RECORD EXCERPTS

════

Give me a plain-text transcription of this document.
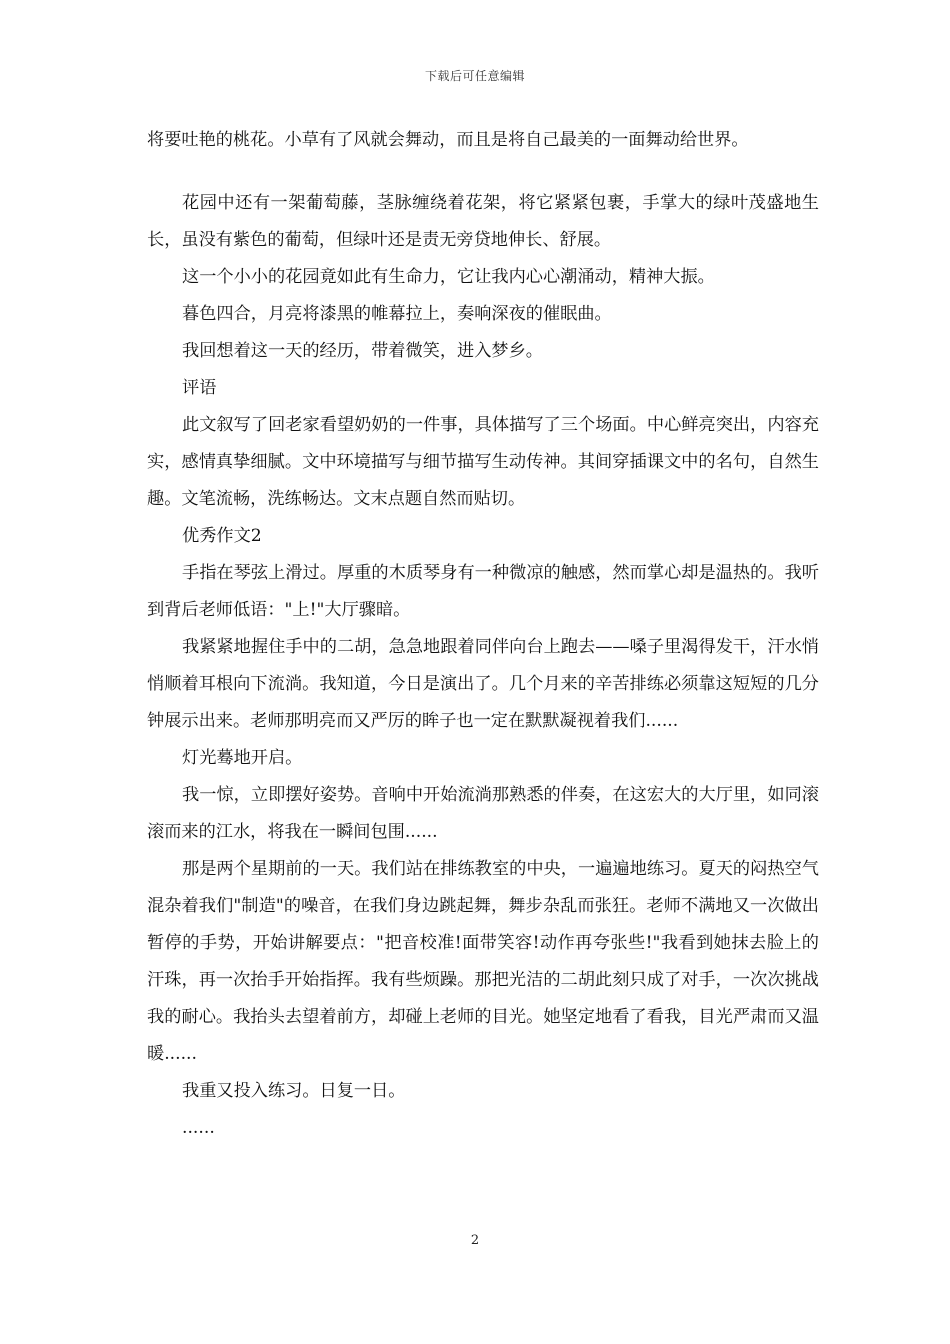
下载后可任意编辑

将要吐艳的桃花。小草有了风就会舞动，而且是将自己最美的一面舞动给世界。

花园中还有一架葡萄藤，茎脉缠绕着花架，将它紧紧包裹，手掌大的绿叶茂盛地生长，虽没有紫色的葡萄，但绿叶还是责无旁贷地伸长、舒展。

这一个小小的花园竟如此有生命力，它让我内心心潮涌动，精神大振。

暮色四合，月亮将漆黑的帷幕拉上，奏响深夜的催眠曲。

我回想着这一天的经历，带着微笑，进入梦乡。

评语

此文叙写了回老家看望奶奶的一件事，具体描写了三个场面。中心鲜亮突出，内容充实，感情真挚细腻。文中环境描写与细节描写生动传神。其间穿插课文中的名句，自然生趣。文笔流畅，洗练畅达。文末点题自然而贴切。

优秀作文2

手指在琴弦上滑过。厚重的木质琴身有一种微凉的触感，然而掌心却是温热的。我听到背后老师低语："上!"大厅骤暗。

我紧紧地握住手中的二胡，急急地跟着同伴向台上跑去——嗓子里渴得发干，汗水悄悄顺着耳根向下流淌。我知道，今日是演出了。几个月来的辛苦排练必须靠这短短的几分钟展示出来。老师那明亮而又严厉的眸子也一定在默默凝视着我们......

灯光蓦地开启。

我一惊，立即摆好姿势。音响中开始流淌那熟悉的伴奏，在这宏大的大厅里，如同滚滚而来的江水，将我在一瞬间包围......

那是两个星期前的一天。我们站在排练教室的中央，一遍遍地练习。夏天的闷热空气混杂着我们"制造"的噪音，在我们身边跳起舞，舞步杂乱而张狂。老师不满地又一次做出暂停的手势，开始讲解要点："把音校准!面带笑容!动作再夸张些!"我看到她抹去脸上的汗珠，再一次抬手开始指挥。我有些烦躁。那把光洁的二胡此刻只成了对手，一次次挑战我的耐心。我抬头去望着前方，却碰上老师的目光。她坚定地看了看我，目光严肃而又温暖......

我重又投入练习。日复一日。

......

2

════

WRITTEN TASK
Copy out each line word for word, please, skipping the images.

ANSWER TO THIS PROBLEM
Give me a plain-text transcription of this document.
下载后可任意编辑

将要吐艳的桃花。小草有了风就会舞动，而且是将自己最美的一面舞动给世界。

花园中还有一架葡萄藤，茎脉缠绕着花架，将它紧紧包裹，手掌大的绿叶茂盛地生长，虽没有紫色的葡萄，但绿叶还是责无旁贷地伸长、舒展。

这一个小小的花园竟如此有生命力，它让我内心心潮涌动，精神大振。

暮色四合，月亮将漆黑的帷幕拉上，奏响深夜的催眠曲。

我回想着这一天的经历，带着微笑，进入梦乡。

评语

此文叙写了回老家看望奶奶的一件事，具体描写了三个场面。中心鲜亮突出，内容充实，感情真挚细腻。文中环境描写与细节描写生动传神。其间穿插课文中的名句，自然生趣。文笔流畅，洗练畅达。文末点题自然而贴切。

优秀作文2

手指在琴弦上滑过。厚重的木质琴身有一种微凉的触感，然而掌心却是温热的。我听到背后老师低语："上!"大厅骤暗。

我紧紧地握住手中的二胡，急急地跟着同伴向台上跑去——嗓子里渴得发干，汗水悄悄顺着耳根向下流淌。我知道，今日是演出了。几个月来的辛苦排练必须靠这短短的几分钟展示出来。老师那明亮而又严厉的眸子也一定在默默凝视着我们......

灯光蓦地开启。

我一惊，立即摆好姿势。音响中开始流淌那熟悉的伴奏，在这宏大的大厅里，如同滚滚而来的江水，将我在一瞬间包围......

那是两个星期前的一天。我们站在排练教室的中央，一遍遍地练习。夏天的闷热空气混杂着我们"制造"的噪音，在我们身边跳起舞，舞步杂乱而张狂。老师不满地又一次做出暂停的手势，开始讲解要点："把音校准!面带笑容!动作再夸张些!"我看到她抹去脸上的汗珠，再一次抬手开始指挥。我有些烦躁。那把光洁的二胡此刻只成了对手，一次次挑战我的耐心。我抬头去望着前方，却碰上老师的目光。她坚定地看了看我，目光严肃而又温暖......

我重又投入练习。日复一日。

......

2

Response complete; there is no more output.